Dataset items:
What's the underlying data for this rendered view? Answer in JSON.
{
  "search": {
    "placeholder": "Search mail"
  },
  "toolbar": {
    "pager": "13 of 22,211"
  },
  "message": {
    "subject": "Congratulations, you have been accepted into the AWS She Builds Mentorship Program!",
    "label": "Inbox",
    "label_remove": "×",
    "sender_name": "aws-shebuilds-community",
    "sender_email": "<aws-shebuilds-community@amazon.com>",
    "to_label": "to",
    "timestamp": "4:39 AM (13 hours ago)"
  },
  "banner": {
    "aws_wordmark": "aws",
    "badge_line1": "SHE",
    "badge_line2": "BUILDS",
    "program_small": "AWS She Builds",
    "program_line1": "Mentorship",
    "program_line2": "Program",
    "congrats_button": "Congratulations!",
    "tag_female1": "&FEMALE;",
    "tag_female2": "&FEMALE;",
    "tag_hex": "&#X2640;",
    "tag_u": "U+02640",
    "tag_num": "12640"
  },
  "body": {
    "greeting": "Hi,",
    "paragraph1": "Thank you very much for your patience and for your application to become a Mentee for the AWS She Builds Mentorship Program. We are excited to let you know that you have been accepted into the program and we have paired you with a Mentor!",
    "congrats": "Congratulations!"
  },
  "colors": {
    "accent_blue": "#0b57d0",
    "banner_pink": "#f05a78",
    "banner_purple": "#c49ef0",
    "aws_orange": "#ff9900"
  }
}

---

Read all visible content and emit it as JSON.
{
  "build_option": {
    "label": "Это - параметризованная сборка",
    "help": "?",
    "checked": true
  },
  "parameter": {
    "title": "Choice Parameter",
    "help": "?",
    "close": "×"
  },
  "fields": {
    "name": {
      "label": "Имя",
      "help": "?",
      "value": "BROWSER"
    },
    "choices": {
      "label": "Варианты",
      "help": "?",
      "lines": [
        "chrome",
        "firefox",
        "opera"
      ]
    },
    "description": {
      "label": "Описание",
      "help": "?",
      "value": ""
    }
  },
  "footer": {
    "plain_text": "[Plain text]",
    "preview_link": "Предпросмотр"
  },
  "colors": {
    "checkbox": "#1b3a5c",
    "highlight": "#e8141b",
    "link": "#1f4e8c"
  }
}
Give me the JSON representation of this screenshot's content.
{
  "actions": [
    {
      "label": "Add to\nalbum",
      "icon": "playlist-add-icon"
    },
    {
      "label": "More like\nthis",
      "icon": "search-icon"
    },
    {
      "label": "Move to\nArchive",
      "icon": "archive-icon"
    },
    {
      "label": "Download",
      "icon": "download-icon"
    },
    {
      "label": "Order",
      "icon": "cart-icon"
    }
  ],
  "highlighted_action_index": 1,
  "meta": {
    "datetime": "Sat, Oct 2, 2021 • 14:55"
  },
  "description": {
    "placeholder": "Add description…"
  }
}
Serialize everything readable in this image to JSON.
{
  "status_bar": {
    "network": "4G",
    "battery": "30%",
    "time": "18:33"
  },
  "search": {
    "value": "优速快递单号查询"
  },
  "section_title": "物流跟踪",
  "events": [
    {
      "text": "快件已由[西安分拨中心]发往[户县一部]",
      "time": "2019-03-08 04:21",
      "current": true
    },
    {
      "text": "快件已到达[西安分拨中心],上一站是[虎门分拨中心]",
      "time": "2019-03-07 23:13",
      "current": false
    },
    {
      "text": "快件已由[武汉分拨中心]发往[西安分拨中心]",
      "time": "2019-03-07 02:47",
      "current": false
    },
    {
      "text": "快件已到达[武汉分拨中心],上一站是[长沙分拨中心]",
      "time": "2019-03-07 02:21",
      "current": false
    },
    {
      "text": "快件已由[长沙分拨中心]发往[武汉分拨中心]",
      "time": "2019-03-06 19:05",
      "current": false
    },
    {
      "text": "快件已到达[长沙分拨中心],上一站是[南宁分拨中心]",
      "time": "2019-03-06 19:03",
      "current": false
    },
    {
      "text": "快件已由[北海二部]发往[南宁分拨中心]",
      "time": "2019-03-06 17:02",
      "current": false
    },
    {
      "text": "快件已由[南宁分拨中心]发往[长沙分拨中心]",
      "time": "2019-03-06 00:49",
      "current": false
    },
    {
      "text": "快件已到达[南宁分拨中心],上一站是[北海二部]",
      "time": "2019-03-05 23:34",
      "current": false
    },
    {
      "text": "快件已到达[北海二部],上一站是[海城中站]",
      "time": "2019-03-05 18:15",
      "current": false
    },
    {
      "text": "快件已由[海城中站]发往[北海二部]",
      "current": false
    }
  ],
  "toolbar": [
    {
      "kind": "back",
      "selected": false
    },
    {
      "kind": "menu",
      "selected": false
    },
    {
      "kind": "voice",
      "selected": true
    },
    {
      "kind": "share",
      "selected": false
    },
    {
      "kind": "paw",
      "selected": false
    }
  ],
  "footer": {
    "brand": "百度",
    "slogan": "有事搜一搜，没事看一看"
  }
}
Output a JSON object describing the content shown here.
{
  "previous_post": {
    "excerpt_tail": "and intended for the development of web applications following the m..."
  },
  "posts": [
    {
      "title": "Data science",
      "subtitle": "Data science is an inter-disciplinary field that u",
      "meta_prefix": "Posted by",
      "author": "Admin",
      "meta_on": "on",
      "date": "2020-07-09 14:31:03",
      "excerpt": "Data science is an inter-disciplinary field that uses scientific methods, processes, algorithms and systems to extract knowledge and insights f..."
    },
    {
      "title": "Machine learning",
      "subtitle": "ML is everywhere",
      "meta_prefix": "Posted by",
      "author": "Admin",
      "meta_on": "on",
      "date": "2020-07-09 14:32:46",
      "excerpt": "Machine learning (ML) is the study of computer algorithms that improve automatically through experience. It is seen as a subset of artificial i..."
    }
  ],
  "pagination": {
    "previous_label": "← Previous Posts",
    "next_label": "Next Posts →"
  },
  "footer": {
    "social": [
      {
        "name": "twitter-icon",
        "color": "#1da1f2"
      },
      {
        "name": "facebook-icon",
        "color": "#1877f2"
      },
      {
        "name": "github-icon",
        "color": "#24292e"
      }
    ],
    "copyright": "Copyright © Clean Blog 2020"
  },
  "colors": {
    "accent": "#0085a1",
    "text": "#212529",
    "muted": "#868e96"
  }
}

* * *

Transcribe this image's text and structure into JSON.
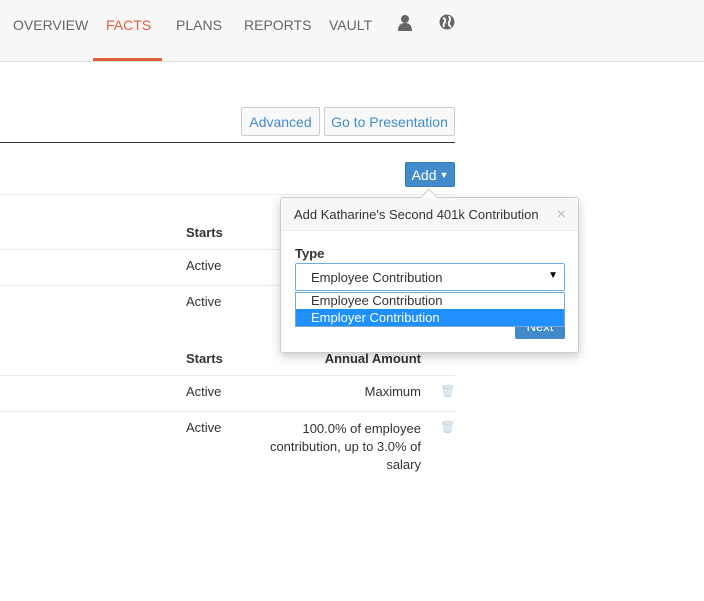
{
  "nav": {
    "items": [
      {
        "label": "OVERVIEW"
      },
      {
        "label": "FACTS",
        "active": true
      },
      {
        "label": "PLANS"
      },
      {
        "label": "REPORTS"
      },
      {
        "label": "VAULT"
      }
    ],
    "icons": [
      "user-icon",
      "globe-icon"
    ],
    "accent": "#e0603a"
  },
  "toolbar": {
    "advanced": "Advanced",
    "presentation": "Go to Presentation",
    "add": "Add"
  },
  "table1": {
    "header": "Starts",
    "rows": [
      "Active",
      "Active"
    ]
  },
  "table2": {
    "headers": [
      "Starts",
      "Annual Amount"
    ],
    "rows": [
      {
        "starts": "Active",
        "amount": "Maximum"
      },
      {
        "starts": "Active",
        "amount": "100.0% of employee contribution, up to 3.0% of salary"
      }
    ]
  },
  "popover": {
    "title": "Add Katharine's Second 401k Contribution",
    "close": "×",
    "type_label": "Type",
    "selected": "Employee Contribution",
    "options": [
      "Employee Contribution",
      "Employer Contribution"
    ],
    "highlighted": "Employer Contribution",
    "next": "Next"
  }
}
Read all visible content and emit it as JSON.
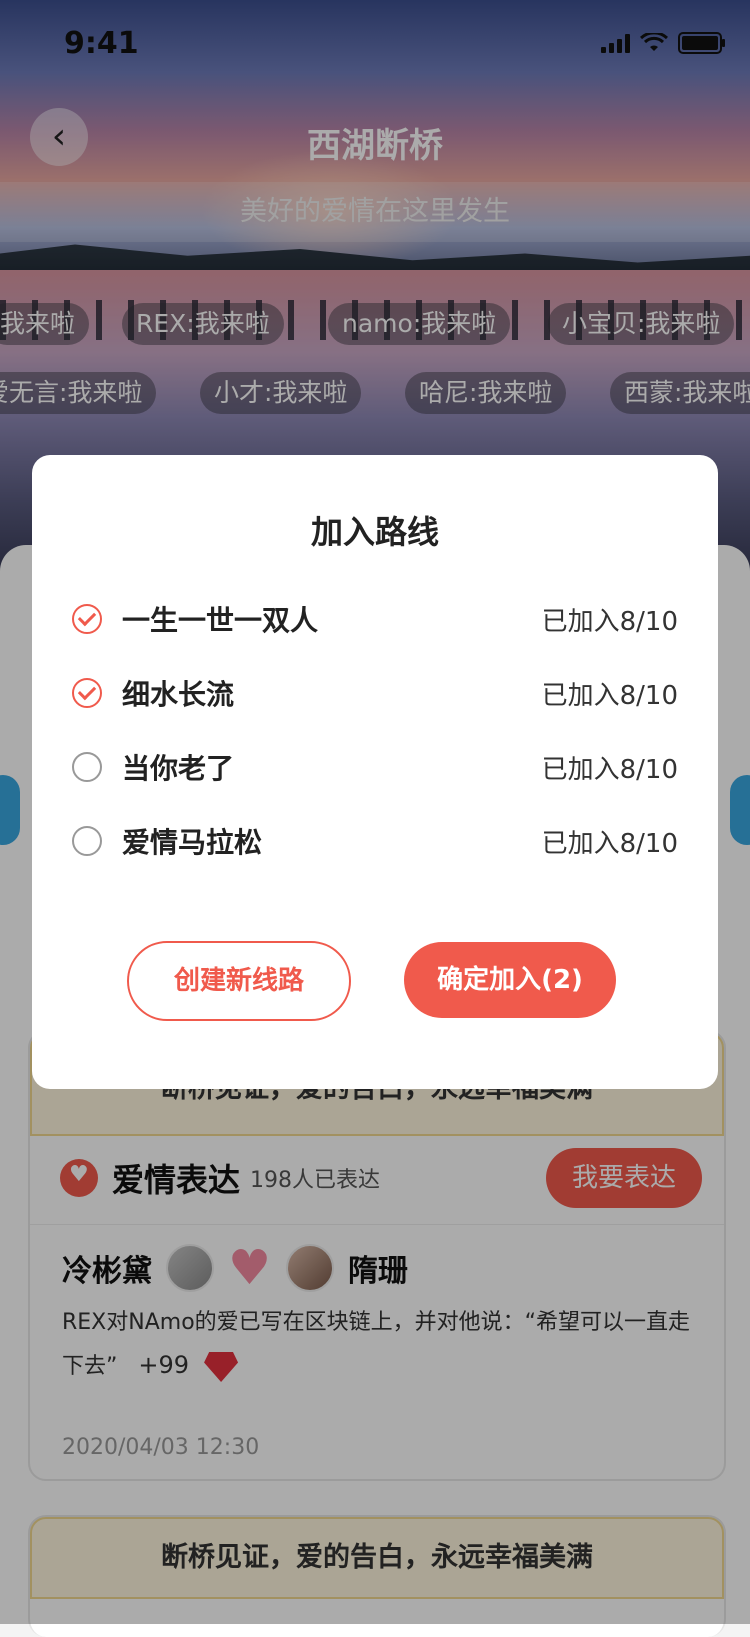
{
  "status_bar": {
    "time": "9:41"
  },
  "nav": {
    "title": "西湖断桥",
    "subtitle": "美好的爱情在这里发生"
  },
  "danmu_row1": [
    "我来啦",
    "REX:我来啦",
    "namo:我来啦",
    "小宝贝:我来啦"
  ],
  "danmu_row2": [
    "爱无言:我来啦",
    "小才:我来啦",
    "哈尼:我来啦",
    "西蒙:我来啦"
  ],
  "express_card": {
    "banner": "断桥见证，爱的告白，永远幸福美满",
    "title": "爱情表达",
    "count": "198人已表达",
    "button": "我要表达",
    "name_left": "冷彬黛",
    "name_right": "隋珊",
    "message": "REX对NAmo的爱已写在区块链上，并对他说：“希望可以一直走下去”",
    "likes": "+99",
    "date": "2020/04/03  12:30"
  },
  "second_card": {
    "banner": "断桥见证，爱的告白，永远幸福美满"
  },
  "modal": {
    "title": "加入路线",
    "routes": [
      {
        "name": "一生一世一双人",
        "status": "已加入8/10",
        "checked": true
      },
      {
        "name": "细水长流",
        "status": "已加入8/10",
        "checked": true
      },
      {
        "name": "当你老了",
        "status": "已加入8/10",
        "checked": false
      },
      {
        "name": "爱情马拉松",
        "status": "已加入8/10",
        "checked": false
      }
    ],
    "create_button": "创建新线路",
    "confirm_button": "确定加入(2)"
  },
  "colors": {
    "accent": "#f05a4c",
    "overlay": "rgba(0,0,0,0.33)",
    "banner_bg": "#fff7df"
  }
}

### WRITTEN REQUEST:
Identify each line in the records above that contains the word "上一站是", and copy it out in full.

### COMPLETE RESPONSE:
      "text": "快件已到达[西安分拨中心],上一站是[虎门分拨中心]",
      "text": "快件已到达[武汉分拨中心],上一站是[长沙分拨中心]",
      "text": "快件已到达[长沙分拨中心],上一站是[南宁分拨中心]",
      "text": "快件已到达[南宁分拨中心],上一站是[北海二部]",
      "text": "快件已到达[北海二部],上一站是[海城中站]",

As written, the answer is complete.